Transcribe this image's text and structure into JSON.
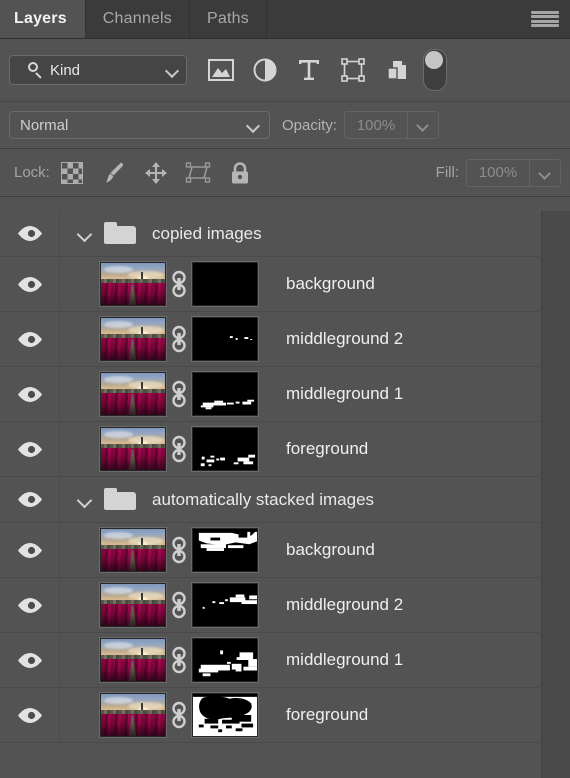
{
  "panel": {
    "tabs": [
      {
        "label": "Layers",
        "active": true
      },
      {
        "label": "Channels",
        "active": false
      },
      {
        "label": "Paths",
        "active": false
      }
    ],
    "menu_icon": "hamburger-menu-icon"
  },
  "filter": {
    "kind_label": "Kind",
    "search_icon": "search-icon",
    "dropdown_icon": "chevron-down-icon",
    "icons": [
      {
        "name": "filter-pixel-layers-icon",
        "title": "Pixel layers"
      },
      {
        "name": "filter-adjustment-layers-icon",
        "title": "Adjustment layers"
      },
      {
        "name": "filter-type-layers-icon",
        "title": "Type layers"
      },
      {
        "name": "filter-shape-layers-icon",
        "title": "Shape layers"
      },
      {
        "name": "filter-smart-objects-icon",
        "title": "Smart objects"
      }
    ],
    "toggle_name": "filter-enable-toggle"
  },
  "blend": {
    "mode": "Normal",
    "mode_dropdown_icon": "chevron-down-icon",
    "opacity_label": "Opacity:",
    "opacity_value": "100%",
    "opacity_stepper_icon": "chevron-down-icon"
  },
  "lock": {
    "label": "Lock:",
    "icons": [
      {
        "name": "lock-transparent-pixels-icon"
      },
      {
        "name": "lock-image-pixels-brush-icon"
      },
      {
        "name": "lock-position-move-icon"
      },
      {
        "name": "lock-artboard-nesting-icon"
      },
      {
        "name": "lock-all-padlock-icon"
      }
    ],
    "fill_label": "Fill:",
    "fill_value": "100%",
    "fill_stepper_icon": "chevron-down-icon"
  },
  "layers": [
    {
      "type": "group",
      "name": "copied images",
      "visible": true,
      "expanded": true,
      "visibility_icon": "eye-icon",
      "expand_icon": "chevron-down-icon",
      "folder_icon": "folder-icon"
    },
    {
      "type": "layer",
      "name": "background",
      "visible": true,
      "visibility_icon": "eye-icon",
      "link_icon": "mask-link-icon",
      "mask_id": "m1"
    },
    {
      "type": "layer",
      "name": "middleground 2",
      "visible": true,
      "visibility_icon": "eye-icon",
      "link_icon": "mask-link-icon",
      "mask_id": "m2"
    },
    {
      "type": "layer",
      "name": "middleground 1",
      "visible": true,
      "visibility_icon": "eye-icon",
      "link_icon": "mask-link-icon",
      "mask_id": "m3"
    },
    {
      "type": "layer",
      "name": "foreground",
      "visible": true,
      "visibility_icon": "eye-icon",
      "link_icon": "mask-link-icon",
      "mask_id": "m4"
    },
    {
      "type": "group",
      "name": "automatically stacked images",
      "visible": true,
      "expanded": true,
      "visibility_icon": "eye-icon",
      "expand_icon": "chevron-down-icon",
      "folder_icon": "folder-icon"
    },
    {
      "type": "layer",
      "name": "background",
      "visible": true,
      "visibility_icon": "eye-icon",
      "link_icon": "mask-link-icon",
      "mask_id": "m5"
    },
    {
      "type": "layer",
      "name": "middleground 2",
      "visible": true,
      "visibility_icon": "eye-icon",
      "link_icon": "mask-link-icon",
      "mask_id": "m6"
    },
    {
      "type": "layer",
      "name": "middleground 1",
      "visible": true,
      "visibility_icon": "eye-icon",
      "link_icon": "mask-link-icon",
      "mask_id": "m7"
    },
    {
      "type": "layer",
      "name": "foreground",
      "visible": true,
      "visibility_icon": "eye-icon",
      "link_icon": "mask-link-icon",
      "mask_id": "m8"
    }
  ],
  "colors": {
    "panel_bg": "#535353",
    "tabbar_bg": "#3b3b3b",
    "text": "#e9e9e9",
    "muted_text": "#a4a4a4",
    "divider": "#4a4a4a",
    "scrollbar_track": "#4a4a4a"
  }
}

STATED TASK: Quote the records above exactly, leaving out any pictures.

SOLVED PROBLEM:
Transcribe this image's text and structure into JSON.
{
  "panel": {
    "tabs": [
      {
        "label": "Layers",
        "active": true
      },
      {
        "label": "Channels",
        "active": false
      },
      {
        "label": "Paths",
        "active": false
      }
    ],
    "menu_icon": "hamburger-menu-icon"
  },
  "filter": {
    "kind_label": "Kind",
    "search_icon": "search-icon",
    "dropdown_icon": "chevron-down-icon",
    "icons": [
      {
        "name": "filter-pixel-layers-icon",
        "title": "Pixel layers"
      },
      {
        "name": "filter-adjustment-layers-icon",
        "title": "Adjustment layers"
      },
      {
        "name": "filter-type-layers-icon",
        "title": "Type layers"
      },
      {
        "name": "filter-shape-layers-icon",
        "title": "Shape layers"
      },
      {
        "name": "filter-smart-objects-icon",
        "title": "Smart objects"
      }
    ],
    "toggle_name": "filter-enable-toggle"
  },
  "blend": {
    "mode": "Normal",
    "mode_dropdown_icon": "chevron-down-icon",
    "opacity_label": "Opacity:",
    "opacity_value": "100%",
    "opacity_stepper_icon": "chevron-down-icon"
  },
  "lock": {
    "label": "Lock:",
    "icons": [
      {
        "name": "lock-transparent-pixels-icon"
      },
      {
        "name": "lock-image-pixels-brush-icon"
      },
      {
        "name": "lock-position-move-icon"
      },
      {
        "name": "lock-artboard-nesting-icon"
      },
      {
        "name": "lock-all-padlock-icon"
      }
    ],
    "fill_label": "Fill:",
    "fill_value": "100%",
    "fill_stepper_icon": "chevron-down-icon"
  },
  "layers": [
    {
      "type": "group",
      "name": "copied images",
      "visible": true,
      "expanded": true,
      "visibility_icon": "eye-icon",
      "expand_icon": "chevron-down-icon",
      "folder_icon": "folder-icon"
    },
    {
      "type": "layer",
      "name": "background",
      "visible": true,
      "visibility_icon": "eye-icon",
      "link_icon": "mask-link-icon",
      "mask_id": "m1"
    },
    {
      "type": "layer",
      "name": "middleground 2",
      "visible": true,
      "visibility_icon": "eye-icon",
      "link_icon": "mask-link-icon",
      "mask_id": "m2"
    },
    {
      "type": "layer",
      "name": "middleground 1",
      "visible": true,
      "visibility_icon": "eye-icon",
      "link_icon": "mask-link-icon",
      "mask_id": "m3"
    },
    {
      "type": "layer",
      "name": "foreground",
      "visible": true,
      "visibility_icon": "eye-icon",
      "link_icon": "mask-link-icon",
      "mask_id": "m4"
    },
    {
      "type": "group",
      "name": "automatically stacked images",
      "visible": true,
      "expanded": true,
      "visibility_icon": "eye-icon",
      "expand_icon": "chevron-down-icon",
      "folder_icon": "folder-icon"
    },
    {
      "type": "layer",
      "name": "background",
      "visible": true,
      "visibility_icon": "eye-icon",
      "link_icon": "mask-link-icon",
      "mask_id": "m5"
    },
    {
      "type": "layer",
      "name": "middleground 2",
      "visible": true,
      "visibility_icon": "eye-icon",
      "link_icon": "mask-link-icon",
      "mask_id": "m6"
    },
    {
      "type": "layer",
      "name": "middleground 1",
      "visible": true,
      "visibility_icon": "eye-icon",
      "link_icon": "mask-link-icon",
      "mask_id": "m7"
    },
    {
      "type": "layer",
      "name": "foreground",
      "visible": true,
      "visibility_icon": "eye-icon",
      "link_icon": "mask-link-icon",
      "mask_id": "m8"
    }
  ],
  "colors": {
    "panel_bg": "#535353",
    "tabbar_bg": "#3b3b3b",
    "text": "#e9e9e9",
    "muted_text": "#a4a4a4",
    "divider": "#4a4a4a",
    "scrollbar_track": "#4a4a4a"
  }
}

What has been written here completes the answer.